* STORED ROWS

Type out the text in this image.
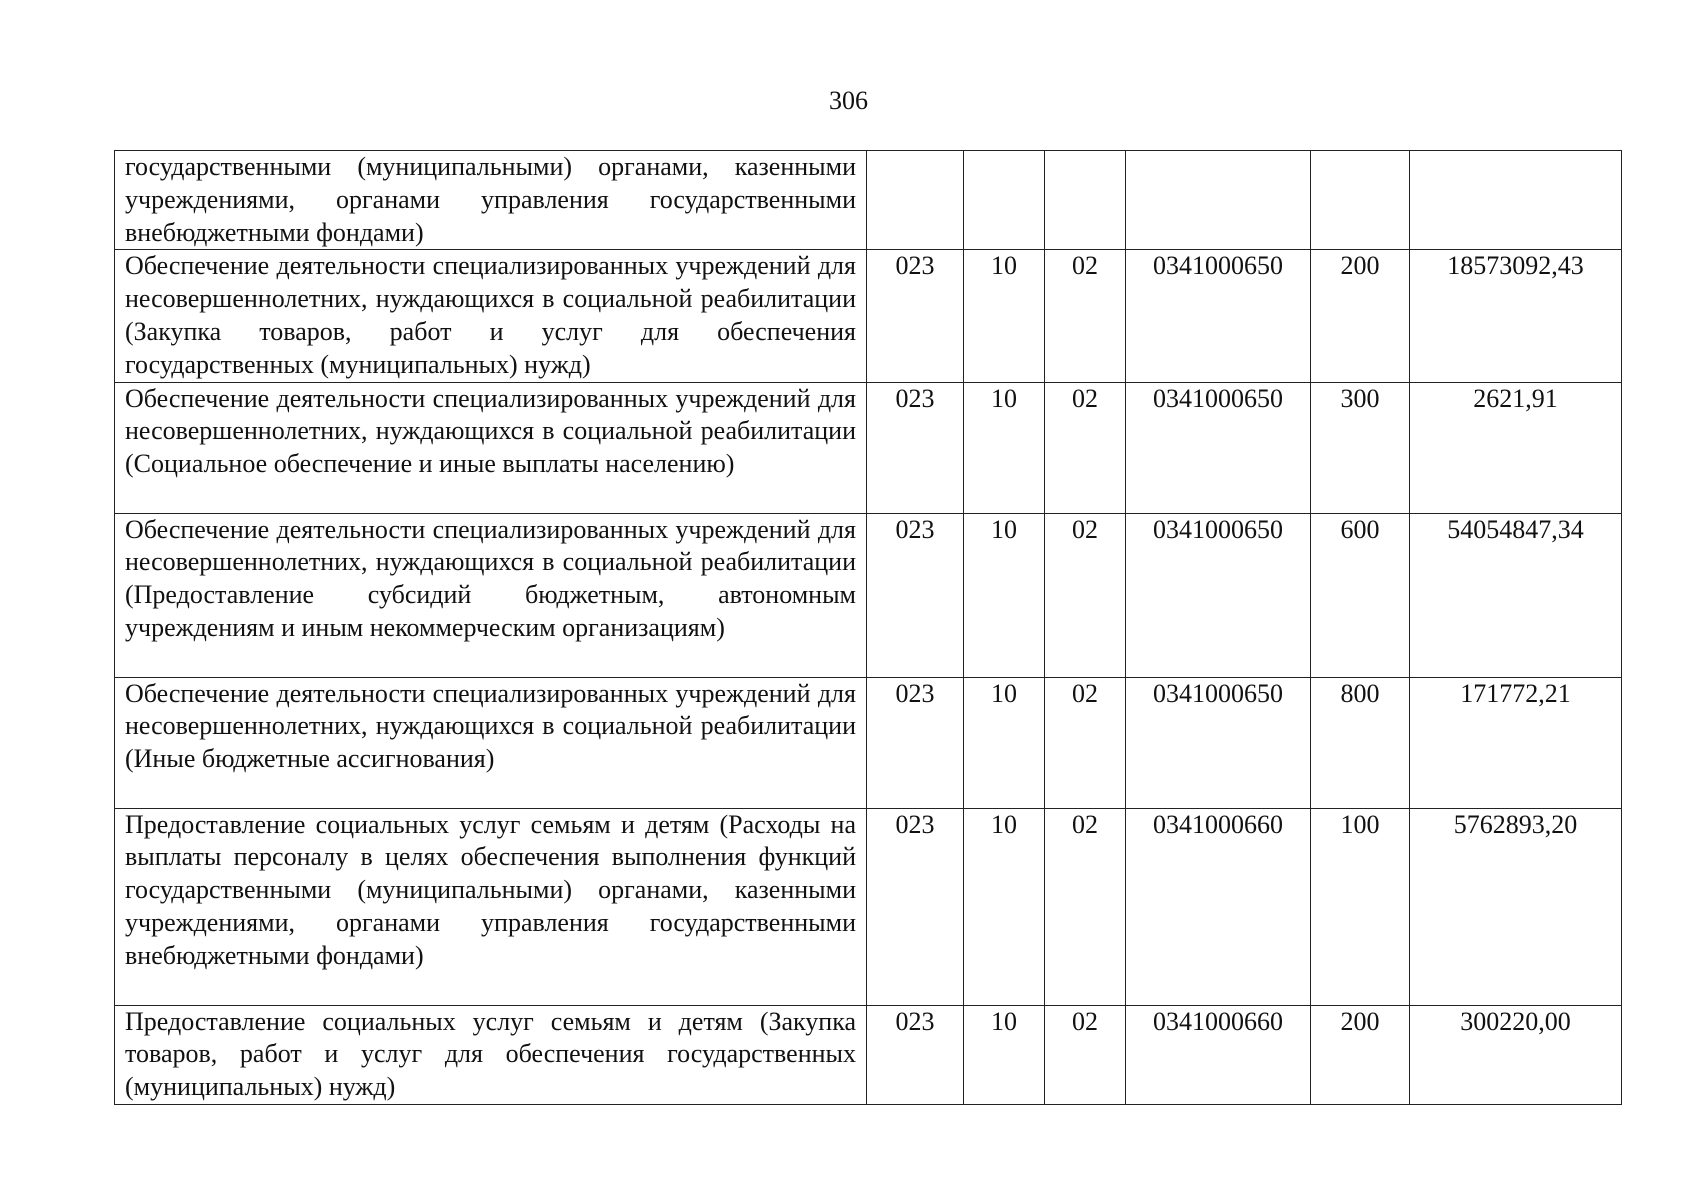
306
государственными (муниципальными) органами, казенными учреждениями, органами управления государственными внебюджетными фондами)						
Обеспечение деятельности специализированных учреждений для несовершеннолетних, нуждающихся в социальной реабилитации (Закупка товаров, работ и услуг для обеспечения государственных (муниципальных) нужд)	023	10	02	0341000650	200	18573092,43
Обеспечение деятельности специализированных учреждений для несовершеннолетних, нуждающихся в социальной реабилитации (Социальное обеспечение и иные выплаты населению)	023	10	02	0341000650	300	2621,91
Обеспечение деятельности специализированных учреждений для несовершеннолетних, нуждающихся в социальной реабилитации (Предоставление субсидий бюджетным, автономным учреждениям и иным некоммерческим организациям)	023	10	02	0341000650	600	54054847,34
Обеспечение деятельности специализированных учреждений для несовершеннолетних, нуждающихся в социальной реабилитации (Иные бюджетные ассигнования)	023	10	02	0341000650	800	171772,21
Предоставление социальных услуг семьям и детям (Расходы на выплаты персоналу в целях обеспечения выполнения функций государственными (муниципальными) органами, казенными учреждениями, органами управления государственными внебюджетными фондами)	023	10	02	0341000660	100	5762893,20
Предоставление социальных услуг семьям и детям (Закупка товаров, работ и услуг для обеспечения государственных (муниципальных) нужд)	023	10	02	0341000660	200	300220,00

* GIVEN REQUEST
Your task is to return the entries above exactly, with no pictures.

* ANSWER FOR THIS EXERCISE
Type out the text in this image.
306
государственными (муниципальными) органами, казенными учреждениями, органами управления государственными внебюджетными фондами)						
Обеспечение деятельности специализированных учреждений для несовершеннолетних, нуждающихся в социальной реабилитации (Закупка товаров, работ и услуг для обеспечения государственных (муниципальных) нужд)	023	10	02	0341000650	200	18573092,43
Обеспечение деятельности специализированных учреждений для несовершеннолетних, нуждающихся в социальной реабилитации (Социальное обеспечение и иные выплаты населению)	023	10	02	0341000650	300	2621,91
Обеспечение деятельности специализированных учреждений для несовершеннолетних, нуждающихся в социальной реабилитации (Предоставление субсидий бюджетным, автономным учреждениям и иным некоммерческим организациям)	023	10	02	0341000650	600	54054847,34
Обеспечение деятельности специализированных учреждений для несовершеннолетних, нуждающихся в социальной реабилитации (Иные бюджетные ассигнования)	023	10	02	0341000650	800	171772,21
Предоставление социальных услуг семьям и детям (Расходы на выплаты персоналу в целях обеспечения выполнения функций государственными (муниципальными) органами, казенными учреждениями, органами управления государственными внебюджетными фондами)	023	10	02	0341000660	100	5762893,20
Предоставление социальных услуг семьям и детям (Закупка товаров, работ и услуг для обеспечения государственных (муниципальных) нужд)	023	10	02	0341000660	200	300220,00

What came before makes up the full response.